▶ Task
Print the data exactly, leaving nothing out.

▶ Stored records

#####

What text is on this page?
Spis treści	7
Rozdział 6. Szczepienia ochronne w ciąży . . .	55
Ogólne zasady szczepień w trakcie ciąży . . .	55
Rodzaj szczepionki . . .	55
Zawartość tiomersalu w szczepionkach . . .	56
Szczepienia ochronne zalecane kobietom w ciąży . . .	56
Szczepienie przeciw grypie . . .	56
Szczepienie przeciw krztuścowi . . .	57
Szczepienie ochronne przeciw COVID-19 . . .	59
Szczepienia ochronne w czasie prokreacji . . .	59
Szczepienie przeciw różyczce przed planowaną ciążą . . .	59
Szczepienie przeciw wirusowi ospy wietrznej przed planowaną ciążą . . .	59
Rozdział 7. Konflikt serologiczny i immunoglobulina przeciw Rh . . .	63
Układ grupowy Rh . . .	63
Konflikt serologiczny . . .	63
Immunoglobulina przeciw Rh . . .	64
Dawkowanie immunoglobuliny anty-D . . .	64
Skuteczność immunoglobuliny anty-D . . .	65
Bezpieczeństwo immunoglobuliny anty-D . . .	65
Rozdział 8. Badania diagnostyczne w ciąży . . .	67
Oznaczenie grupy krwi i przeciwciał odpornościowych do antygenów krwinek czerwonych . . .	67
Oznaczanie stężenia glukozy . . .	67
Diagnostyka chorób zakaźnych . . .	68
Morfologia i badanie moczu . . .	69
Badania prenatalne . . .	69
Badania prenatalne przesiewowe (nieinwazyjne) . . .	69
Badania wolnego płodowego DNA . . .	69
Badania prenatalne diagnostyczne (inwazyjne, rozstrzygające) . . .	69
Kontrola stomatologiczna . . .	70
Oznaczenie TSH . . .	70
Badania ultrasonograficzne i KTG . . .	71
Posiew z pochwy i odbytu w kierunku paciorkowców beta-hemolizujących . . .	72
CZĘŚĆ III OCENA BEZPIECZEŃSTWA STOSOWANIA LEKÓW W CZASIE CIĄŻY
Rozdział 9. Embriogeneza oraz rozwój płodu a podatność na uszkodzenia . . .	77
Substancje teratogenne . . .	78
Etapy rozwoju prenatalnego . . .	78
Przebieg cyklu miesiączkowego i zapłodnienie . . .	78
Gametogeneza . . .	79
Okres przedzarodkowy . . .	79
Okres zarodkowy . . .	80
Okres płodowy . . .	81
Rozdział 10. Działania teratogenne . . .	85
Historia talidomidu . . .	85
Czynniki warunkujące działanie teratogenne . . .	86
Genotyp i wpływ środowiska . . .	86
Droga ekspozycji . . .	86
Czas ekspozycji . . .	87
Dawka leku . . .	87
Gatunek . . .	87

#####

▶ Complete answer
What text is on this page?
Spis treści	7
Rozdział 6. Szczepienia ochronne w ciąży . . .	55
Ogólne zasady szczepień w trakcie ciąży . . .	55
Rodzaj szczepionki . . .	55
Zawartość tiomersalu w szczepionkach . . .	56
Szczepienia ochronne zalecane kobietom w ciąży . . .	56
Szczepienie przeciw grypie . . .	56
Szczepienie przeciw krztuścowi . . .	57
Szczepienie ochronne przeciw COVID-19 . . .	59
Szczepienia ochronne w czasie prokreacji . . .	59
Szczepienie przeciw różyczce przed planowaną ciążą . . .	59
Szczepienie przeciw wirusowi ospy wietrznej przed planowaną ciążą . . .	59
Rozdział 7. Konflikt serologiczny i immunoglobulina przeciw Rh . . .	63
Układ grupowy Rh . . .	63
Konflikt serologiczny . . .	63
Immunoglobulina przeciw Rh . . .	64
Dawkowanie immunoglobuliny anty-D . . .	64
Skuteczność immunoglobuliny anty-D . . .	65
Bezpieczeństwo immunoglobuliny anty-D . . .	65
Rozdział 8. Badania diagnostyczne w ciąży . . .	67
Oznaczenie grupy krwi i przeciwciał odpornościowych do antygenów krwinek czerwonych . . .	67
Oznaczanie stężenia glukozy . . .	67
Diagnostyka chorób zakaźnych . . .	68
Morfologia i badanie moczu . . .	69
Badania prenatalne . . .	69
Badania prenatalne przesiewowe (nieinwazyjne) . . .	69
Badania wolnego płodowego DNA . . .	69
Badania prenatalne diagnostyczne (inwazyjne, rozstrzygające) . . .	69
Kontrola stomatologiczna . . .	70
Oznaczenie TSH . . .	70
Badania ultrasonograficzne i KTG . . .	71
Posiew z pochwy i odbytu w kierunku paciorkowców beta-hemolizujących . . .	72
CZĘŚĆ III OCENA BEZPIECZEŃSTWA STOSOWANIA LEKÓW W CZASIE CIĄŻY
Rozdział 9. Embriogeneza oraz rozwój płodu a podatność na uszkodzenia . . .	77
Substancje teratogenne . . .	78
Etapy rozwoju prenatalnego . . .	78
Przebieg cyklu miesiączkowego i zapłodnienie . . .	78
Gametogeneza . . .	79
Okres przedzarodkowy . . .	79
Okres zarodkowy . . .	80
Okres płodowy . . .	81
Rozdział 10. Działania teratogenne . . .	85
Historia talidomidu . . .	85
Czynniki warunkujące działanie teratogenne . . .	86
Genotyp i wpływ środowiska . . .	86
Droga ekspozycji . . .	86
Czas ekspozycji . . .	87
Dawka leku . . .	87
Gatunek . . .	87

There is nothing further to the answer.